Darius Milhaud


Darius Milhaud, Komponist, Frankreich
Quelle: Alchetron

Darius Milhaud

* 4. September 1892 in Marseille

† 22. Juni 1974 in Genf



Saudades do Brasil


Darius Milhaud

1892–1974

 Saudades do Brasil

Suite de danses

[Klavierfassung opus 67, 1920]

Orchesterfassung

opus 67b [1920–21]

daraus:

Ouverture: Animé

Sorocaba: Modéré

IV  Copacabana: Souple

Ipanema: Nerveux

VI  Gávea: Vivement

XI  Laranjeiras: Alerte

da capo: Ouverture

 

 

16. 1. 2011 ► Konzert Nr. 19


Im dritten Jahr des Ersten Weltkriegs fasste Darius Milhaud einen Entschluss. Geschockt vom Tod eines engen Jugendfreundes an der Front, dabei selbst dienstuntauglich geschrieben, akzeptierte er eine Einladung, die ihm ermöglichte, die bedrückende Situation in seiner französischen Heimat für eine Weile hinter sich zu lassen: Der Dichter und Diplomat Paul Claudel, mit dem Milhaud seit 1913 befreundet war, wurde von der Regierung nach Brasilien entsandt, und er schlug dem jungen Musiker vor, ihn als sein Sekretär zu begleiten. Claudel und Milhaud erreichten die damalige Hauptstadt Rio de Janeiro rechtzeitig zum Karneval 1917. Sofort war der Komponist von der allgegenwärtigen populären Musik seines Gastlandes gefesselt. In seiner Autobiographie »Notes sans musique« (Not[iz]en ohne Musik) beschreibt er die Faszination, die ihre für einen Europäer ungewohnten Rhythmen auf ihn ausübten:

 

»In der Synkopierung war eine nonchalante Art des Atemholens, ein kaum wahrnehmbarer Hiatus, den ich schwer verstand. So kaufte ich mir eine Reihe von Maxixes und Tangos und versuchte, sie ihrem synkopischen Rhythmus gemäß zu spielen, der von einer Hand zur anderen überging. Schließlich wurden meine Bemühungen belohnt, und ich konnte diese so typisch brasilianische Weise sowohl spielen als auch analysieren. Einer der besten Komponisten dieser Art Klaviermusik, Ernesto Nazareth, pflegte vor dem Kino in der Avenida Rio Branco seine unfassbaren, flüssigen und traurigen Melodien zu spielen, die es mir ermöglichten, einen tieferen Einblick in die brasilianische Seele zu tun.«

 

Kurz nach seiner Heimkehr 1919 verarbeitete Milhaud seine Eindrücke der brasilianischen Musik in zwei Werken: der relativ häufig gespielten, als Orchester-Rondo durchkomponierten Ballettmusik Le bœuf sur le toit op. 58 und der weit weniger bekannten, zunächst für Klavier geschriebenen Suite Saudades do Brasil op. 67, einer Folge von zwölf meist melancholischen, zum Teil auch karnevalesk-überschäumenden Tangos bzw. Maxixes. Nicht nur in geographischer, auch in kultureller Hinsicht entstanden die Saudades in weiter Entfernung von Brasilien: Milhaud schrieb sie im Sommer 1920 während eines Besuchs in Kopenhagen, wohin Claudel versetzt worden war. Wenig später unterzog der Komponist die Tänze einer überaus raffinierten, an die Instrumentationskunst Ravels erinnernden Orchestrierung und stellte eine kurze Ouvertüre voran, die Neobarock mit Pasodoble mischt.

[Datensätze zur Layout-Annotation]
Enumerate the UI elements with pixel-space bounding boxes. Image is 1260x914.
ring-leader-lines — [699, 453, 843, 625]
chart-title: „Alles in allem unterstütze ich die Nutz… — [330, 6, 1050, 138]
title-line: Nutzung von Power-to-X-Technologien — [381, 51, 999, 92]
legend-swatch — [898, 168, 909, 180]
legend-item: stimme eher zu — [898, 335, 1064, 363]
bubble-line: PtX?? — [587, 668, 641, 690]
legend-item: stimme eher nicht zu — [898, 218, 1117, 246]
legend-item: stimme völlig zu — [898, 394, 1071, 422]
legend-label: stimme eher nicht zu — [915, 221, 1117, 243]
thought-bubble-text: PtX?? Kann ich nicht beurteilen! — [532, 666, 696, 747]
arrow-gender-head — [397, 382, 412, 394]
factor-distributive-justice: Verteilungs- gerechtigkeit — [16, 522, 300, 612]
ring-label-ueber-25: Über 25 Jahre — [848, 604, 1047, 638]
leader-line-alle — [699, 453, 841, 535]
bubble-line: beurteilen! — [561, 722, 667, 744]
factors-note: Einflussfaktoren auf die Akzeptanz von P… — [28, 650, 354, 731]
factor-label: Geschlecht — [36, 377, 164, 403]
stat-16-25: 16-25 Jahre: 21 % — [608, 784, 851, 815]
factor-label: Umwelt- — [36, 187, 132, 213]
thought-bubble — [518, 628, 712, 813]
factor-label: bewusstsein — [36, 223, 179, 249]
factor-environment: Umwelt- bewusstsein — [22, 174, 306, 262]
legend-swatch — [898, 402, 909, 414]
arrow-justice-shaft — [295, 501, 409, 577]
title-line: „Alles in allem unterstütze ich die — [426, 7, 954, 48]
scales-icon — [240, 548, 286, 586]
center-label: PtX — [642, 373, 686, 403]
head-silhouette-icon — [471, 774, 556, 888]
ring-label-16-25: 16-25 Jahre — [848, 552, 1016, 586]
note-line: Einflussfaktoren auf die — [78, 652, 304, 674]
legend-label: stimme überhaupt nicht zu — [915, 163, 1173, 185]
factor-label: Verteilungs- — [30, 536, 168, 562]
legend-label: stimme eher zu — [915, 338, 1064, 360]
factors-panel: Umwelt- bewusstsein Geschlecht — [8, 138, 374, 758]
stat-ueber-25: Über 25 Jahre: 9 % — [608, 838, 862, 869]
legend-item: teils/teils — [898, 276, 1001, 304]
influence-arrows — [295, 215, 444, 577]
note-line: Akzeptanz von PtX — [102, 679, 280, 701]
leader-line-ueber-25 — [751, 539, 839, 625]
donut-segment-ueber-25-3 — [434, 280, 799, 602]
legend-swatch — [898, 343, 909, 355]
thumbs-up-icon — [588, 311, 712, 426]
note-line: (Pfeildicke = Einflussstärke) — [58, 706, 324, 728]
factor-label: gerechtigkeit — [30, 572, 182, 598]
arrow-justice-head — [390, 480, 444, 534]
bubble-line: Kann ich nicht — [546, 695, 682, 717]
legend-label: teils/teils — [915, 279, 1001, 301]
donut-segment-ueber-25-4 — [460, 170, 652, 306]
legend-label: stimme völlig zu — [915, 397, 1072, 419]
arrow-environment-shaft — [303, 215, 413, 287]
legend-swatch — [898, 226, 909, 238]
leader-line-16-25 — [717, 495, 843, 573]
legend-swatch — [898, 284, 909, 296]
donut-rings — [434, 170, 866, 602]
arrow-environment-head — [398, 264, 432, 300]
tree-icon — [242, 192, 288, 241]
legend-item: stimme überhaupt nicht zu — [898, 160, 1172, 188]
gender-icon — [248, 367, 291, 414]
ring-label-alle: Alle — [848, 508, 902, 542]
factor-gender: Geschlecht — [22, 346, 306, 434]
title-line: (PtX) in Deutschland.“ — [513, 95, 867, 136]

| Aufgaben |
1. Übersetze den Satz „Claudel und Milhaud erreichten die damalige Hauptstadt Rio de Janeiro rechtzeitig zum Karneval 1917.“ aus dem Text über Milhauds Saudades do Brasil ins Englische.
2. Schreib einen Abschnitt aus dem Ausgangstext wortgetreu ab: Setz bei den Worten „Kurz nach seiner“ ein und hör nach „mit Pasodoble mischt.“ auf.
Die Auflistung stammt aus einer anderen Quelle als der Ausgangstext.

| Lösungen |
1. Claudel and Milhaud reached Rio de Janeiro, the capital at the time, in time for the 1917 carnival.

2.
Kurz nach seiner Heimkehr 1919 verarbeitete Milhaud seine Eindrücke der brasilianischen Musik in zwei Werken: der relativ häufig gespielten, als Orchester-Rondo durchkomponierten Ballettmusik Le bœuf sur le toit op. 58 und der weit weniger bekannten, zunächst für Klavier geschriebenen Suite Saudades do Brasil op. 67, einer Folge von zwölf meist melancholischen, zum Teil auch karnevalesk-überschäumenden Tangos bzw. Maxixes. Nicht nur in geographischer, auch in kultureller Hinsicht entstanden die Saudades in weiter Entfernung von Brasilien: Milhaud schrieb sie im Sommer 1920 während eines Besuchs in Kopenhagen, wohin Claudel versetzt worden war. Wenig später unterzog der Komponist die Tänze einer überaus raffinierten, an die Instrumentationskunst Ravels erinnernden Orchestrierung und stellte eine kurze Ouvertüre voran, die Neobarock mit Pasodoble mischt.